§ **Extrait proposé**:
# # # # #

Pierre Boulez et Alain Connes exploraient la créativité en musique et en mathématique. C’était à l’IRCAM. L’un est musicien, l’autre mathématicien. La question : Y a-t-il une dimension esthétique dans l’activité mathématique ? Et celle-ci encore : la notion d’élégance d’une démonstration mathématique ou d’une construction théorique en musique joue-t-elle un rôle dans la créativité ? A dire vrai, on ne sait pas si ce n’est pas plutôt l’envie de jouer intellectuellement de rapprochements formels qui conduit le rendez-vous, plutôt que le sérieux de la question. Ces rapprochements sont effectivement formels, même si les uns et les autres peuvent évidemment trouver des sources d’inspiration chez l’autre. Que les outils mathématiques soient indispensables aux musiciens, surtout à l’ère de l’informatique, des modèles de référence et des compositions qui s’appuient sur des structures algébriques ou les structures d’ordre, cela ne fait aucun doute. Que les mathématiciens trouvent dans les arts des ressources inventives qu’ils peuvent ensuite reconfigurer, nul doute non plus.

Quant à l’idée d’un simple transfert de l’un à l’autre, celle d’une analogie ou celle d’une synthèse par un pôle commun (l’imagination ou le fonctionnement de l’esprit), elle laisse plus rêveur.

Ce qui n’interdit pas, au contraire, de songer à penser une surface d’échange à partir de laquelle les arts viendraient interroger les mathématiques et réciproquement.

# # # # #

§ **Informations fournies**:
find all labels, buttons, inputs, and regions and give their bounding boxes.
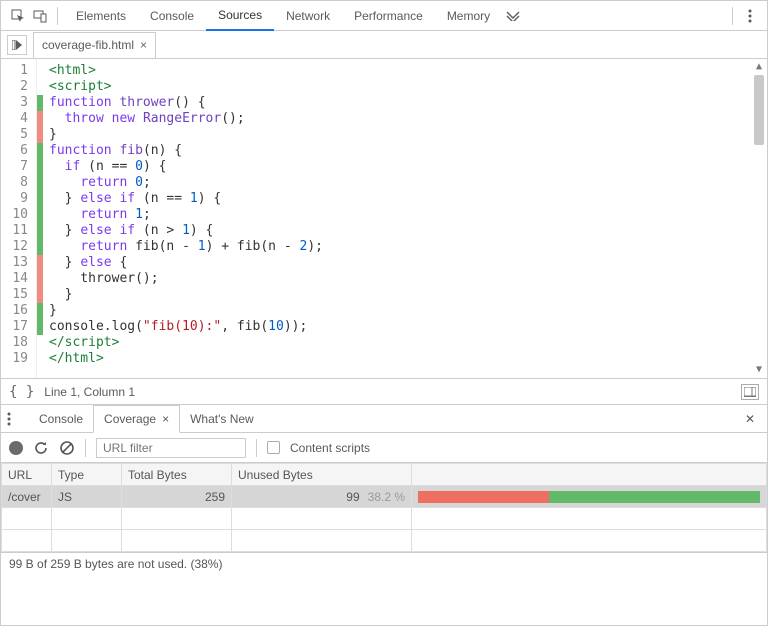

# # # # #

§ **Consigne écrite**:
Poursuivez le texte sur la créativité en musique et en mathématiques à la suite de sa dernière phrase.

§ **Production attendue**:
Dans une émission de radio récente, sur France Inter, Pascal Dusapin, musicien, titulaire de la chaire de création artistique au Collège de France, expliquait ceci. Elève de Yannis Xénakis, il ne travaille cependant pas comme lui. Xenakis, selon Dusapin, ne voulait pas seulement construire un pont entre Arts et Sciences, mais voulait que les deux "copulent". Xenakis avait une triple formation : formation d’ingénieur et d’architecte (il a travaillé avec Le Corbusier) et de musicien (il y a été conseillé par Olivier Messiaen). Il affirmait que "les musiciens font des maths sans le savoir" (division, rythme, rapports, ...). A quoi il ajoutait que, dans ses oeuvres, il règle des questions locales de sa musique grâce aux maths. Il se servait par conséquent des maths que pour régler des problèmes mais sans réussir une fusion impossible.

En revanche, affirmait Dusapin, pour lui-même : il prend un point de vue plus pragmatique. Il cultive la différence entre Arts et Sciences, puisque l’art n’est pas la science et réciproquement. Par contre, pour avancer dans la confrontation, et sans les mélanger, il convient néanmoins de se départir aussi des conceptions banales des arts et des sciences, avec lesquelles on ne peut finalement rien entreprendre. L’art peut se servir de telle ou telle manière mathématique de poser un problème ; la mathématique peut bien moins se servir de telle ou telle méthode artistique.

Enfin, Dusapin affirmait que, pour lui-même, il se sert des mathématiques en poète. Il ne domine pas ce champ de savoir, il ne capte que quelques schémas qui lui servent à penser en musique. Le rapport est d’usage et le rapport n’est que métaphorique. Les maths n’engendrent pas de la musique. L’association, encore une fois, est poétique.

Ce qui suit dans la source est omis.